Give every entry again, unchanged, and leave its images out.

START DATA FOR PROCESSING

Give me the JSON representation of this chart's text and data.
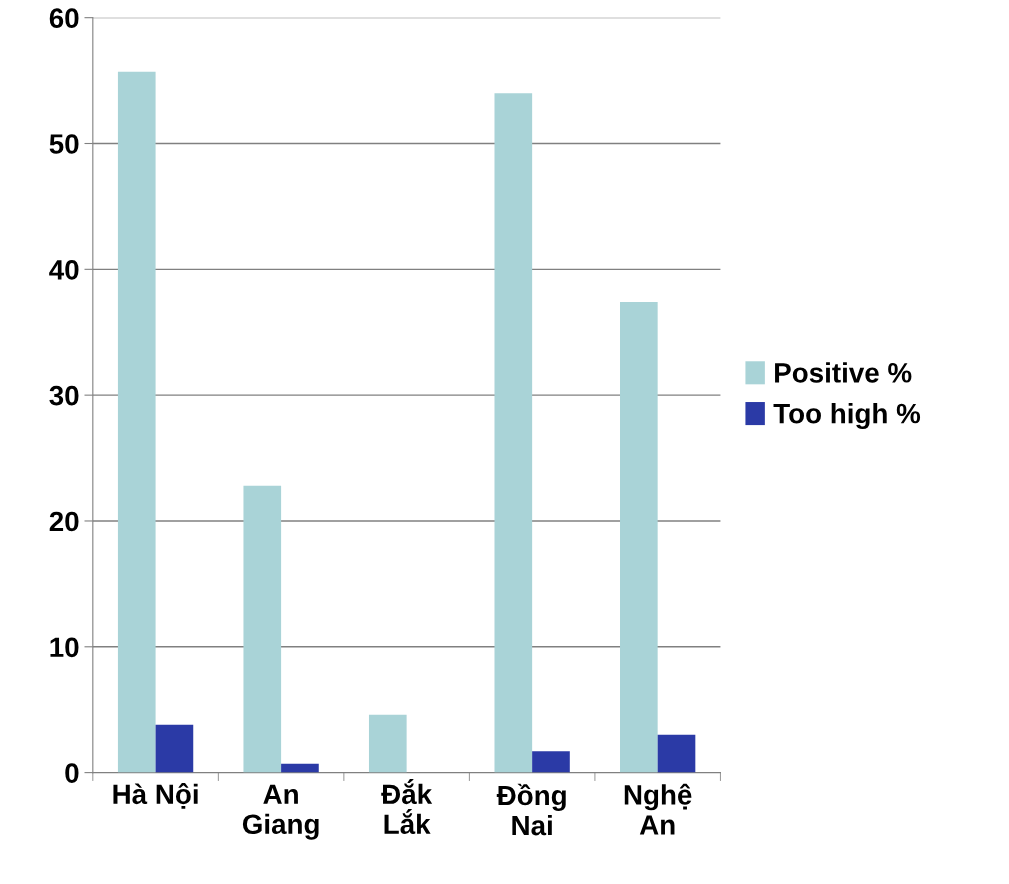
{
  "chart_data": {
    "type": "bar",
    "categories": [
      "Hà Nội",
      "An\nGiang",
      "Đắk\nLắk",
      "Đồng\nNai",
      "Nghệ\nAn"
    ],
    "series": [
      {
        "name": "Positive %",
        "color": "#a9d3d7",
        "values": [
          55.7,
          22.8,
          4.6,
          54.0,
          37.4
        ]
      },
      {
        "name": "Too high %",
        "color": "#2b3aa6",
        "values": [
          3.8,
          0.7,
          null,
          1.7,
          3.0
        ]
      }
    ],
    "ylim": [
      0,
      60
    ],
    "yticks": [
      0,
      10,
      20,
      30,
      40,
      50,
      60
    ],
    "grid": "y",
    "legend": "right"
  }
}
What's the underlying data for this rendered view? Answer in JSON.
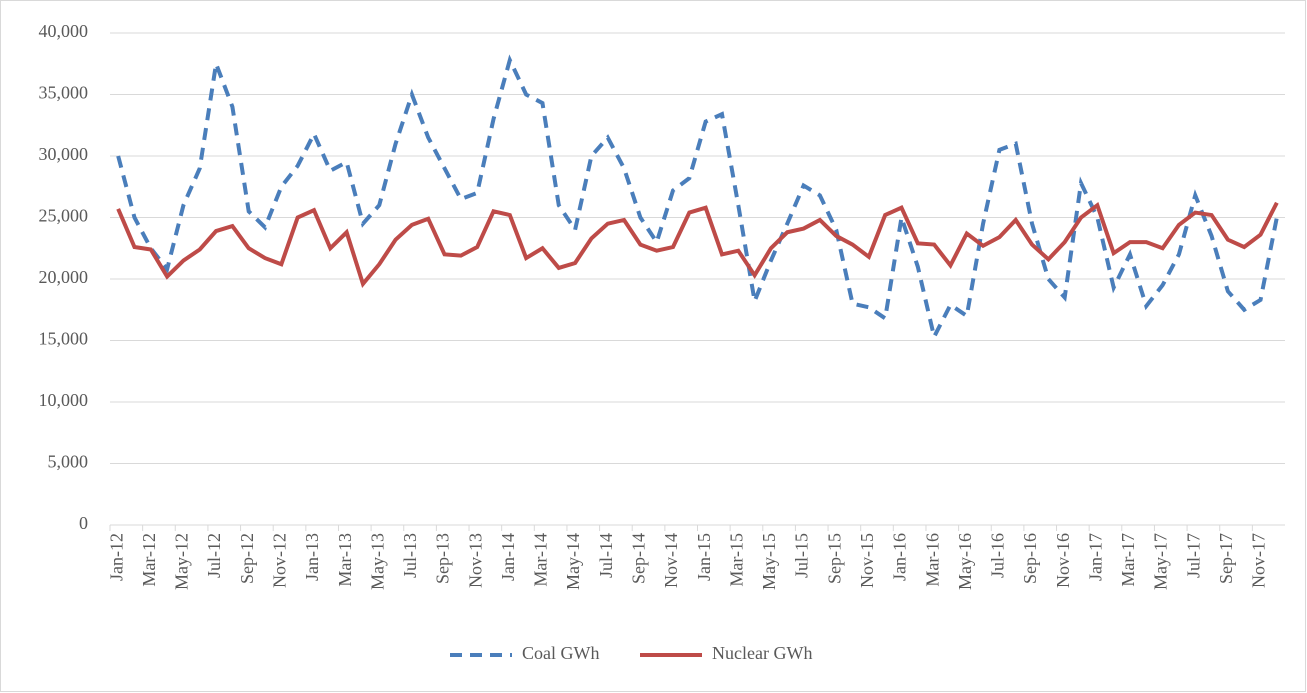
{
  "chart_data": {
    "type": "line",
    "categories": [
      "Jan-12",
      null,
      "Mar-12",
      null,
      "May-12",
      null,
      "Jul-12",
      null,
      "Sep-12",
      null,
      "Nov-12",
      null,
      "Jan-13",
      null,
      "Mar-13",
      null,
      "May-13",
      null,
      "Jul-13",
      null,
      "Sep-13",
      null,
      "Nov-13",
      null,
      "Jan-14",
      null,
      "Mar-14",
      null,
      "May-14",
      null,
      "Jul-14",
      null,
      "Sep-14",
      null,
      "Nov-14",
      null,
      "Jan-15",
      null,
      "Mar-15",
      null,
      "May-15",
      null,
      "Jul-15",
      null,
      "Sep-15",
      null,
      "Nov-15",
      null,
      "Jan-16",
      null,
      "Mar-16",
      null,
      "May-16",
      null,
      "Jul-16",
      null,
      "Sep-16",
      null,
      "Nov-16",
      null,
      "Jan-17",
      null,
      "Mar-17",
      null,
      "May-17",
      null,
      "Jul-17",
      null,
      "Sep-17",
      null,
      "Nov-17",
      null
    ],
    "series": [
      {
        "name": "Coal GWh",
        "color": "#4a7ebb",
        "style": "dashed",
        "values": [
          30000,
          25000,
          22500,
          20800,
          26000,
          29000,
          37500,
          34000,
          25500,
          24200,
          27500,
          29200,
          31800,
          28800,
          29500,
          24500,
          26000,
          31000,
          35000,
          31500,
          29000,
          26500,
          27000,
          33000,
          37800,
          35000,
          34300,
          26000,
          24000,
          30000,
          31500,
          29000,
          25000,
          23000,
          27200,
          28200,
          32800,
          33400,
          26000,
          18200,
          21500,
          24500,
          27600,
          26800,
          24000,
          18000,
          17700,
          16800,
          25000,
          21000,
          15300,
          17900,
          17000,
          24500,
          30500,
          31000,
          24500,
          20000,
          18500,
          27800,
          25000,
          19300,
          22000,
          17800,
          19500,
          22000,
          26800,
          23500,
          19000,
          17500,
          18300,
          25000
        ]
      },
      {
        "name": "Nuclear GWh",
        "color": "#be4b48",
        "style": "solid",
        "values": [
          25700,
          22600,
          22400,
          20200,
          21500,
          22400,
          23900,
          24300,
          22500,
          21700,
          21200,
          25000,
          25600,
          22500,
          23800,
          19600,
          21200,
          23200,
          24400,
          24900,
          22000,
          21900,
          22600,
          25500,
          25200,
          21700,
          22500,
          20900,
          21300,
          23300,
          24500,
          24800,
          22800,
          22300,
          22600,
          25400,
          25800,
          22000,
          22300,
          20300,
          22500,
          23800,
          24100,
          24800,
          23500,
          22800,
          21800,
          25200,
          25800,
          22900,
          22800,
          21100,
          23700,
          22700,
          23400,
          24800,
          22800,
          21600,
          23000,
          25000,
          26000,
          22100,
          23000,
          23000,
          22500,
          24400,
          25400,
          25200,
          23200,
          22600,
          23600,
          26200
        ]
      }
    ],
    "ylim": [
      0,
      40000
    ],
    "yticks": [
      0,
      {
        "value": 5000,
        "label": "5,000"
      },
      {
        "value": 10000,
        "label": "10,000"
      },
      {
        "value": 15000,
        "label": "15,000"
      },
      {
        "value": 20000,
        "label": "20,000"
      },
      {
        "value": 25000,
        "label": "25,000"
      },
      {
        "value": 30000,
        "label": "30,000"
      },
      {
        "value": 35000,
        "label": "35,000"
      },
      {
        "value": 40000,
        "label": "40,000"
      }
    ],
    "grid": true,
    "legend": "bottom"
  }
}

END DATA FOR PROCESSING

● **OUTPUT**:
Give me the JSON representation of this chart's text and data.
{
  "chart_data": {
    "type": "bar",
    "categories": [
      "Hà Nội",
      "An\nGiang",
      "Đắk\nLắk",
      "Đồng\nNai",
      "Nghệ\nAn"
    ],
    "series": [
      {
        "name": "Positive %",
        "color": "#a9d3d7",
        "values": [
          55.7,
          22.8,
          4.6,
          54.0,
          37.4
        ]
      },
      {
        "name": "Too high %",
        "color": "#2b3aa6",
        "values": [
          3.8,
          0.7,
          null,
          1.7,
          3.0
        ]
      }
    ],
    "ylim": [
      0,
      60
    ],
    "yticks": [
      0,
      10,
      20,
      30,
      40,
      50,
      60
    ],
    "grid": "y",
    "legend": "right"
  }
}
What's the underlying data for this rendered view? Answer in JSON.
{
  "chart_data": {
    "type": "line",
    "categories": [
      "Jan-12",
      null,
      "Mar-12",
      null,
      "May-12",
      null,
      "Jul-12",
      null,
      "Sep-12",
      null,
      "Nov-12",
      null,
      "Jan-13",
      null,
      "Mar-13",
      null,
      "May-13",
      null,
      "Jul-13",
      null,
      "Sep-13",
      null,
      "Nov-13",
      null,
      "Jan-14",
      null,
      "Mar-14",
      null,
      "May-14",
      null,
      "Jul-14",
      null,
      "Sep-14",
      null,
      "Nov-14",
      null,
      "Jan-15",
      null,
      "Mar-15",
      null,
      "May-15",
      null,
      "Jul-15",
      null,
      "Sep-15",
      null,
      "Nov-15",
      null,
      "Jan-16",
      null,
      "Mar-16",
      null,
      "May-16",
      null,
      "Jul-16",
      null,
      "Sep-16",
      null,
      "Nov-16",
      null,
      "Jan-17",
      null,
      "Mar-17",
      null,
      "May-17",
      null,
      "Jul-17",
      null,
      "Sep-17",
      null,
      "Nov-17",
      null
    ],
    "series": [
      {
        "name": "Coal GWh",
        "color": "#4a7ebb",
        "style": "dashed",
        "values": [
          30000,
          25000,
          22500,
          20800,
          26000,
          29000,
          37500,
          34000,
          25500,
          24200,
          27500,
          29200,
          31800,
          28800,
          29500,
          24500,
          26000,
          31000,
          35000,
          31500,
          29000,
          26500,
          27000,
          33000,
          37800,
          35000,
          34300,
          26000,
          24000,
          30000,
          31500,
          29000,
          25000,
          23000,
          27200,
          28200,
          32800,
          33400,
          26000,
          18200,
          21500,
          24500,
          27600,
          26800,
          24000,
          18000,
          17700,
          16800,
          25000,
          21000,
          15300,
          17900,
          17000,
          24500,
          30500,
          31000,
          24500,
          20000,
          18500,
          27800,
          25000,
          19300,
          22000,
          17800,
          19500,
          22000,
          26800,
          23500,
          19000,
          17500,
          18300,
          25000
        ]
      },
      {
        "name": "Nuclear GWh",
        "color": "#be4b48",
        "style": "solid",
        "values": [
          25700,
          22600,
          22400,
          20200,
          21500,
          22400,
          23900,
          24300,
          22500,
          21700,
          21200,
          25000,
          25600,
          22500,
          23800,
          19600,
          21200,
          23200,
          24400,
          24900,
          22000,
          21900,
          22600,
          25500,
          25200,
          21700,
          22500,
          20900,
          21300,
          23300,
          24500,
          24800,
          22800,
          22300,
          22600,
          25400,
          25800,
          22000,
          22300,
          20300,
          22500,
          23800,
          24100,
          24800,
          23500,
          22800,
          21800,
          25200,
          25800,
          22900,
          22800,
          21100,
          23700,
          22700,
          23400,
          24800,
          22800,
          21600,
          23000,
          25000,
          26000,
          22100,
          23000,
          23000,
          22500,
          24400,
          25400,
          25200,
          23200,
          22600,
          23600,
          26200
        ]
      }
    ],
    "ylim": [
      0,
      40000
    ],
    "yticks": [
      0,
      {
        "value": 5000,
        "label": "5,000"
      },
      {
        "value": 10000,
        "label": "10,000"
      },
      {
        "value": 15000,
        "label": "15,000"
      },
      {
        "value": 20000,
        "label": "20,000"
      },
      {
        "value": 25000,
        "label": "25,000"
      },
      {
        "value": 30000,
        "label": "30,000"
      },
      {
        "value": 35000,
        "label": "35,000"
      },
      {
        "value": 40000,
        "label": "40,000"
      }
    ],
    "grid": true,
    "legend": "bottom"
  }
}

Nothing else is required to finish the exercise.